***** TEXTE *****
A Genève, un ‘Daphnis et Chloé’ somptueux ! 

par
Nott

Pour ouvrir ses deux séries de concert ‘Symphonie’ et ‘Répertoire’, Jonathan Nott et l’Orchestre de la Suisse Romande présentent un programme entièrement consacré à Maurice Ravel. Pourrait rester en fond de tiroir ‘Frontispice’, pièce de deux minutes élaborée en 1918 pour deux pianos et une cinquième main sur trois portées ; sa polytonalité avec trois lignes mélodiques superposées sur fond chaotique déchiré par trois accords conclusifs est amplifiée par la transcription pour grand orchestre qu’en réalisa Pierre Boulez en 2007. Aussitôt finie, aussi vite oubliée !
***** DONNÉES *****
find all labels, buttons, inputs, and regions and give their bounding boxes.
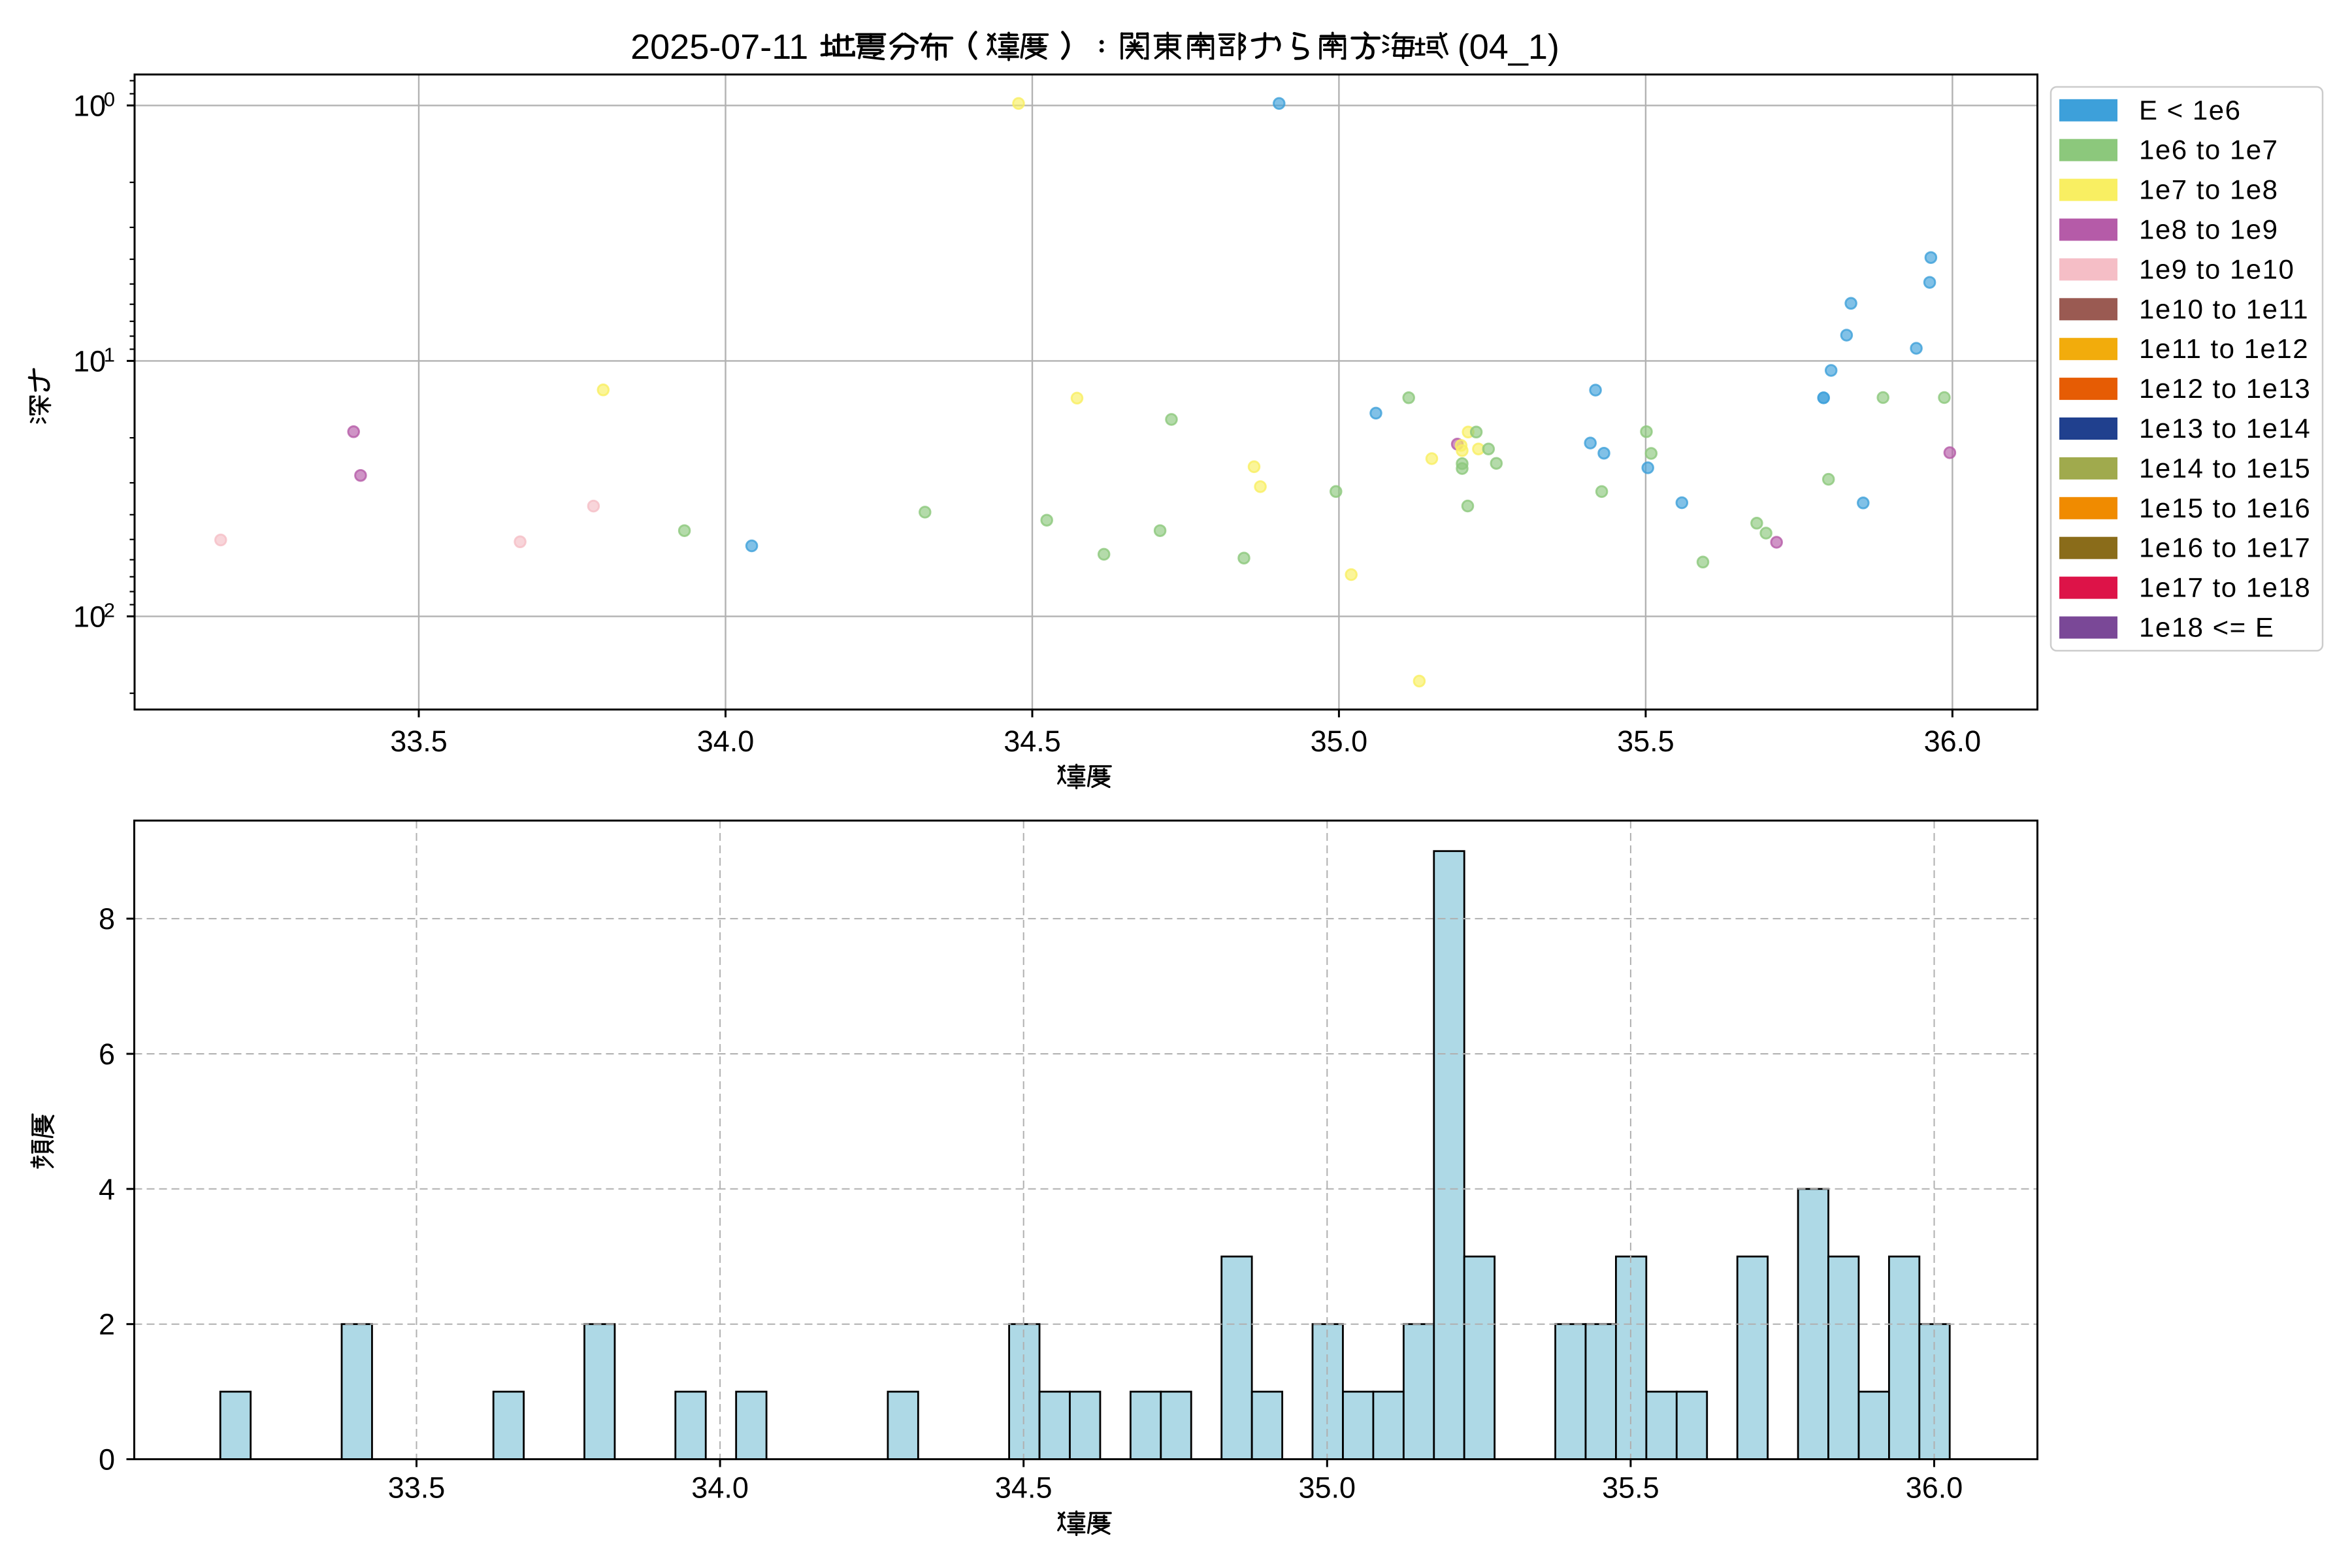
*****
» **CONSIGNE 1**
Traduisez en anglais la phrase suivante de la critique du concert Ravel : « Pour ouvrir ses deux séries de concert ‘Symphonie’ et ‘Répertoire’, Jonathan Nott et l’Orchestre de la Suisse Romande présentent un programme entièrement consacré à Maurice Ravel. »
» **CONSIGNE 2**
Poursuivez la critique du concert Ravel à la suite de sa dernière phrase.

» **RÉPONSE 1**
To open their two concert series ‘Symphonie’ and ‘Répertoire’, Jonathan Nott and the Orchestre de la Suisse Romande present a program devoted entirely to Maurice Ravel.

» **RÉPONSE 2**
Intervient ensuite le pianiste Alexandre Tharaud, soliste du Concerto pour la main gauche en ré majeur. Au lieu de concevoir le début de l’œuvre comme un magma incolore, le chef suscite avec précision l’apparition du contrebasson qui partage ensuite sa tristesse désabusée avec les cordes graves puis avec les cors. Alors que la tension atteint son paroxysme, le soliste, tendu par le trac, fait une entrée véhémente avec des arpèges vrombissants et des accords à l’arrachée. Dans un coloris plus clair, il livre ensuite un ‘più lento’ aux inflexions intimistes, rapidement bousculé par les cymbales et les cuivres ; une succession d’accords martelés et un ‘spiccato’ aux relents ‘jazzy’ avec de nombreux ‘glissandi’ provoquent les commentaires narquois des trompettes bouchées. Alors que le tutti semble l’emporter, le solo attaque la vertigineuse cadence finale en appuyant les graves et en faisant miroiter les voix intérieures sous un propos mélodique dont l’exacerbation éclate avec les torrents de triples croches dévalant sur le clavier. En bis, le pianiste nous offre dans un coloris limpide le Prélude pour la main gauche en ut dièse mineur op.9 d’Alexandre Scriabine.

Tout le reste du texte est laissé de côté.